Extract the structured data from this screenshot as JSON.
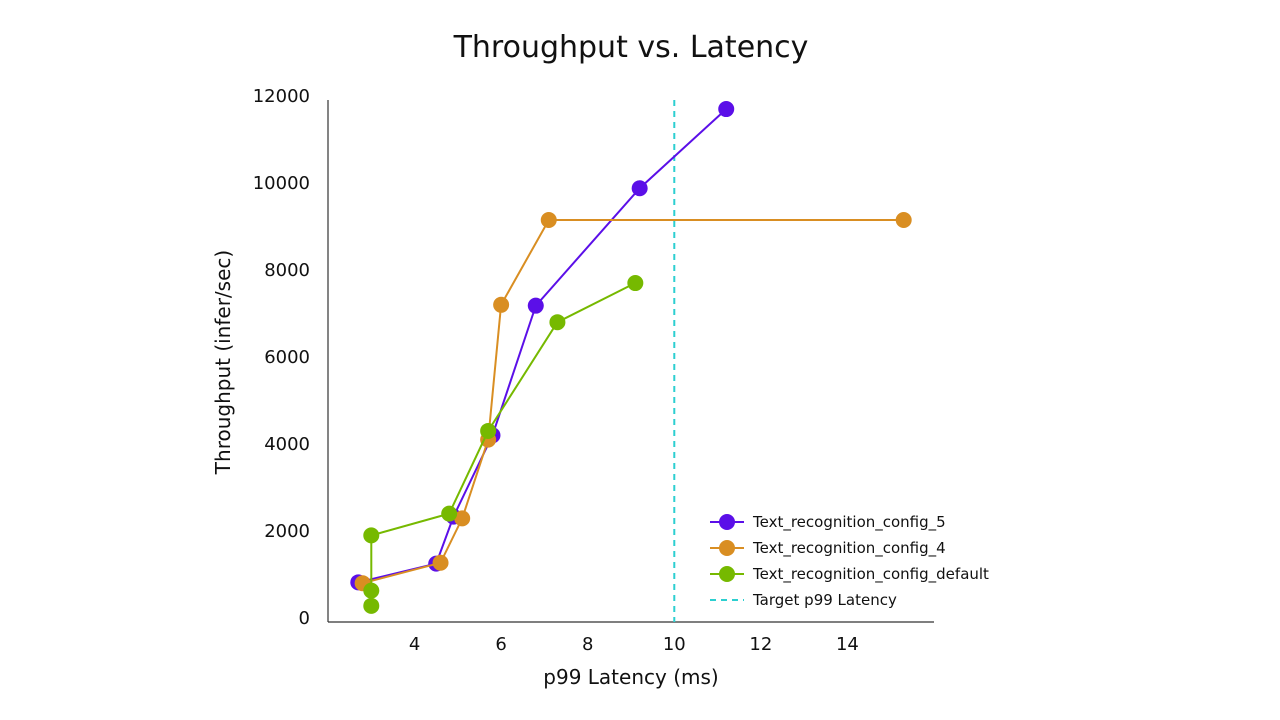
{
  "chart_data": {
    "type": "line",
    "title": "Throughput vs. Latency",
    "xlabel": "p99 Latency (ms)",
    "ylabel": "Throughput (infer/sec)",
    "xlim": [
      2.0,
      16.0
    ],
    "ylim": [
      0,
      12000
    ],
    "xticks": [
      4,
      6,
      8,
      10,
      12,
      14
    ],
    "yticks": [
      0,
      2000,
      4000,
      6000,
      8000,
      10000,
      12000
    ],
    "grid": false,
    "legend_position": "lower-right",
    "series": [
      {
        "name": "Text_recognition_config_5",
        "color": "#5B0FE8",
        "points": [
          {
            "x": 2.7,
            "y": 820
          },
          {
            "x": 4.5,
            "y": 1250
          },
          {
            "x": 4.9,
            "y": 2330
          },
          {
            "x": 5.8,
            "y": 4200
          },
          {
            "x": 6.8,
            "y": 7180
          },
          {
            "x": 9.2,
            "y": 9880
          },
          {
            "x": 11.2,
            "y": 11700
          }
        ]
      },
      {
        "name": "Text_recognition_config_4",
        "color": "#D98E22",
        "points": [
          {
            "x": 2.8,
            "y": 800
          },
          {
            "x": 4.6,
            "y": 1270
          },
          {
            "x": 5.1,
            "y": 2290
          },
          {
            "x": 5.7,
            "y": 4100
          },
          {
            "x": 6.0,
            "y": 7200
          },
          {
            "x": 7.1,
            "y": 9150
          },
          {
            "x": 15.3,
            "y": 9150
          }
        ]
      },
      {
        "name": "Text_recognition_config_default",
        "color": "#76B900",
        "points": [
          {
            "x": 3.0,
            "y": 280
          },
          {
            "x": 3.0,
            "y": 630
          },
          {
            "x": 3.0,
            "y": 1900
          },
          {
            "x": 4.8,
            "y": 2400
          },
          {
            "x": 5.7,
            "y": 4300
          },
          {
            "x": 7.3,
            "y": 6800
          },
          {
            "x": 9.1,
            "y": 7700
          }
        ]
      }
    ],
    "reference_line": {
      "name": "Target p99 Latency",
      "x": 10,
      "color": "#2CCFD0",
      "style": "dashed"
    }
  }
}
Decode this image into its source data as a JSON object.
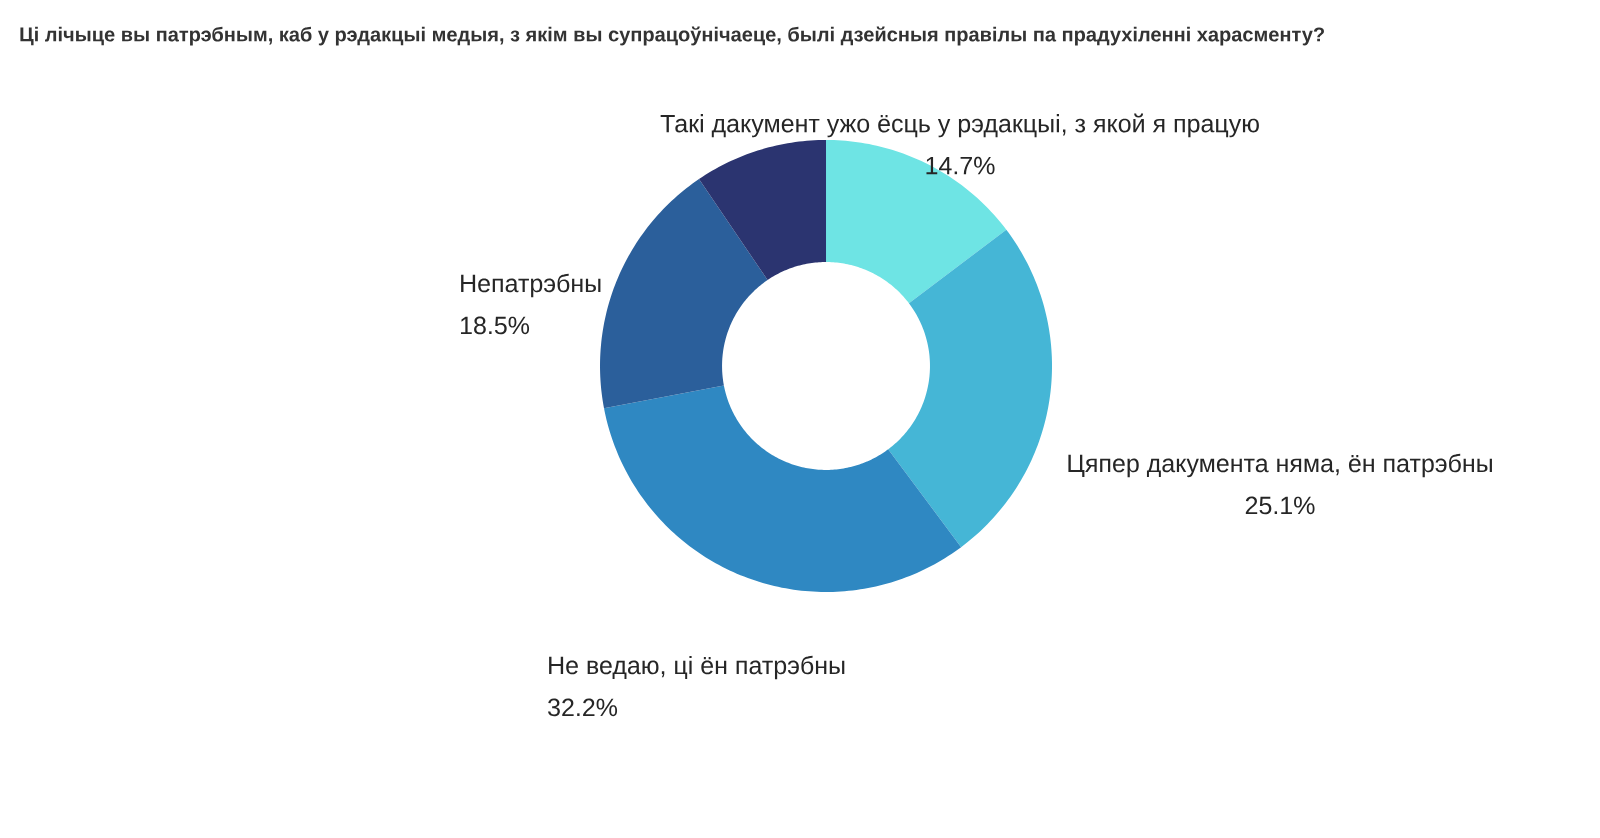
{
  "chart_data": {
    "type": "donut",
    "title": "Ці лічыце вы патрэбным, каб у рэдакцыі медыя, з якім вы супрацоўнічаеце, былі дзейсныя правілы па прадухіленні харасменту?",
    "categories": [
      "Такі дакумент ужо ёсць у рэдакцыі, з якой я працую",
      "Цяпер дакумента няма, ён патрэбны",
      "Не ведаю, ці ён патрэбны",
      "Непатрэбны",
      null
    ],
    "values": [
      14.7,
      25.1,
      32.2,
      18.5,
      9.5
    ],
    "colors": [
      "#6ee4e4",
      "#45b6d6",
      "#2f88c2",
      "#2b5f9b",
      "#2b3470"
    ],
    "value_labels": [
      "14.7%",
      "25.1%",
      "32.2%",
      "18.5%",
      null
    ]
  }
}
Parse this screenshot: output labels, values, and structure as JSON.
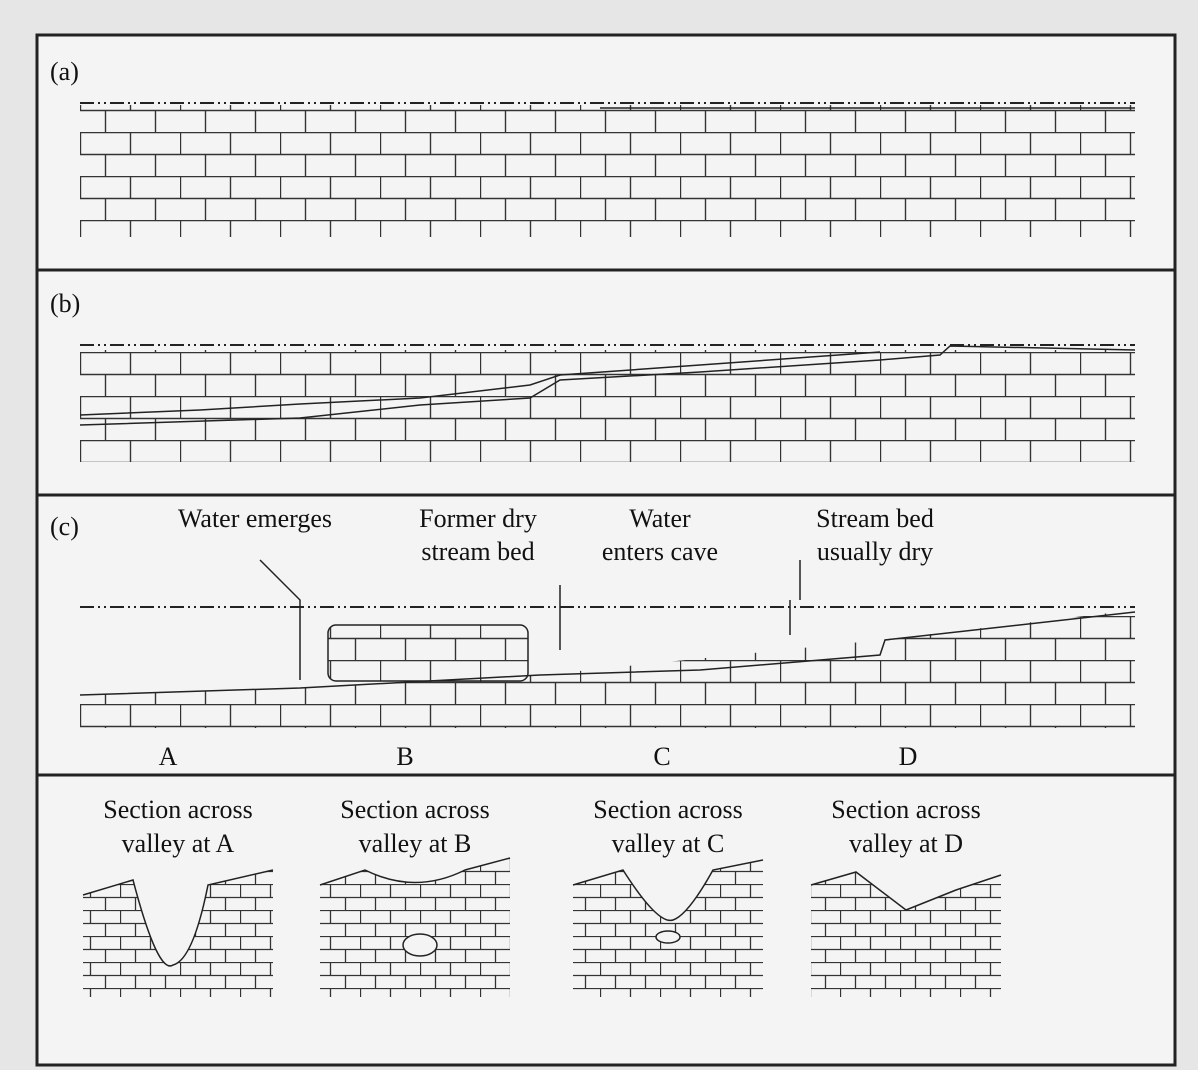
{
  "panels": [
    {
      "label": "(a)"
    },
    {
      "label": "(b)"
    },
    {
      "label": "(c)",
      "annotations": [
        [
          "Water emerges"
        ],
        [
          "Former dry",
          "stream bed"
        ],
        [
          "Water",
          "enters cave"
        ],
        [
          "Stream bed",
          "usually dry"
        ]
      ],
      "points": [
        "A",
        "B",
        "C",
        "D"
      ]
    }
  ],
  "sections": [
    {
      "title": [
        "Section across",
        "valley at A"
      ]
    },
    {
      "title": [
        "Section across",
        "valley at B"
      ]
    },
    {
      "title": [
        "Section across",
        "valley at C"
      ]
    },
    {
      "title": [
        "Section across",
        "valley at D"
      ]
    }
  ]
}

• [Stated exercise]: What is the number of lines in the data holding the word "name"? Reply with that number only.

• [Task answer]: 4